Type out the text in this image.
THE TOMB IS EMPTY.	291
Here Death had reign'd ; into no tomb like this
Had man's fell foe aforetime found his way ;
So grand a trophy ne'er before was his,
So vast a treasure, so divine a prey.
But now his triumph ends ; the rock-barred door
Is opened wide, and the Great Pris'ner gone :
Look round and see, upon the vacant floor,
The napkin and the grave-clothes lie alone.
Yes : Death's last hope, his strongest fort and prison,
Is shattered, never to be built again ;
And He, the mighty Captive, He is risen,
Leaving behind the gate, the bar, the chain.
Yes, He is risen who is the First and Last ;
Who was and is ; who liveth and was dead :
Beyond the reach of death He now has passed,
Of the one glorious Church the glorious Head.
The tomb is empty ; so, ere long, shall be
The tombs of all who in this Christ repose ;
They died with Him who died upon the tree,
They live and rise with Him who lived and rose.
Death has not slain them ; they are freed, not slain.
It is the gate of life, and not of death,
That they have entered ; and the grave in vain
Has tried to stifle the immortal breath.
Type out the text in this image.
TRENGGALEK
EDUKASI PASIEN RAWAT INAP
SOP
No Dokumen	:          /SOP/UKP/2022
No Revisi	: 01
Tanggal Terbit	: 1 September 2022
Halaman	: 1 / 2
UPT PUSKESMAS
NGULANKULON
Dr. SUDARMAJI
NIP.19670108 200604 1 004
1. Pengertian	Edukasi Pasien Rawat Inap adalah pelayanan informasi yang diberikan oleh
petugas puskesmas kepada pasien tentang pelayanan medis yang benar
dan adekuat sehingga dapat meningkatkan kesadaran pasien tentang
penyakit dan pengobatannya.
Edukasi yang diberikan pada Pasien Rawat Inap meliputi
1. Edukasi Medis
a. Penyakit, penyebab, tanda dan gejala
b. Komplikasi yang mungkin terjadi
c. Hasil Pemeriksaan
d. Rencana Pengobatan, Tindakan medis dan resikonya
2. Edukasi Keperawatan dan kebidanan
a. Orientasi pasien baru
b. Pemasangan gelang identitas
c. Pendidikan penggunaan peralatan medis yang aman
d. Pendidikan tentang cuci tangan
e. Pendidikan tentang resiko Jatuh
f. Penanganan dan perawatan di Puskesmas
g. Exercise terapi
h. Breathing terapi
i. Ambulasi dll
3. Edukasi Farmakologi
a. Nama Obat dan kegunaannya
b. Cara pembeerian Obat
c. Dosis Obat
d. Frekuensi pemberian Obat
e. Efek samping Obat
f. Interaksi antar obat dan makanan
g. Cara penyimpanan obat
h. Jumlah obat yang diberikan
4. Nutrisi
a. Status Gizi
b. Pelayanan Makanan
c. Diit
----
__WHAT IS BEING ASKED__: Please repeat the listing above in full and exactly.

__RESULT__:
Type out the text in this image.
THE TOMB IS EMPTY.	291
Here Death had reign'd ; into no tomb like this
Had man's fell foe aforetime found his way ;
So grand a trophy ne'er before was his,
So vast a treasure, so divine a prey.
But now his triumph ends ; the rock-barred door
Is opened wide, and the Great Pris'ner gone :
Look round and see, upon the vacant floor,
The napkin and the grave-clothes lie alone.
Yes : Death's last hope, his strongest fort and prison,
Is shattered, never to be built again ;
And He, the mighty Captive, He is risen,
Leaving behind the gate, the bar, the chain.
Yes, He is risen who is the First and Last ;
Who was and is ; who liveth and was dead :
Beyond the reach of death He now has passed,
Of the one glorious Church the glorious Head.
The tomb is empty ; so, ere long, shall be
The tombs of all who in this Christ repose ;
They died with Him who died upon the tree,
They live and rise with Him who lived and rose.
Death has not slain them ; they are freed, not slain.
It is the gate of life, and not of death,
That they have entered ; and the grave in vain
Has tried to stifle the immortal breath.
Type out the text in this image.
TRENGGALEK
EDUKASI PASIEN RAWAT INAP
SOP
No Dokumen	:          /SOP/UKP/2022
No Revisi	: 01
Tanggal Terbit	: 1 September 2022
Halaman	: 1 / 2
UPT PUSKESMAS
NGULANKULON
Dr. SUDARMAJI
NIP.19670108 200604 1 004
1. Pengertian	Edukasi Pasien Rawat Inap adalah pelayanan informasi yang diberikan oleh
petugas puskesmas kepada pasien tentang pelayanan medis yang benar
dan adekuat sehingga dapat meningkatkan kesadaran pasien tentang
penyakit dan pengobatannya.
Edukasi yang diberikan pada Pasien Rawat Inap meliputi
1. Edukasi Medis
a. Penyakit, penyebab, tanda dan gejala
b. Komplikasi yang mungkin terjadi
c. Hasil Pemeriksaan
d. Rencana Pengobatan, Tindakan medis dan resikonya
2. Edukasi Keperawatan dan kebidanan
a. Orientasi pasien baru
b. Pemasangan gelang identitas
c. Pendidikan penggunaan peralatan medis yang aman
d. Pendidikan tentang cuci tangan
e. Pendidikan tentang resiko Jatuh
f. Penanganan dan perawatan di Puskesmas
g. Exercise terapi
h. Breathing terapi
i. Ambulasi dll
3. Edukasi Farmakologi
a. Nama Obat dan kegunaannya
b. Cara pembeerian Obat
c. Dosis Obat
d. Frekuensi pemberian Obat
e. Efek samping Obat
f. Interaksi antar obat dan makanan
g. Cara penyimpanan obat
h. Jumlah obat yang diberikan
4. Nutrisi
a. Status Gizi
b. Pelayanan Makanan
c. Diit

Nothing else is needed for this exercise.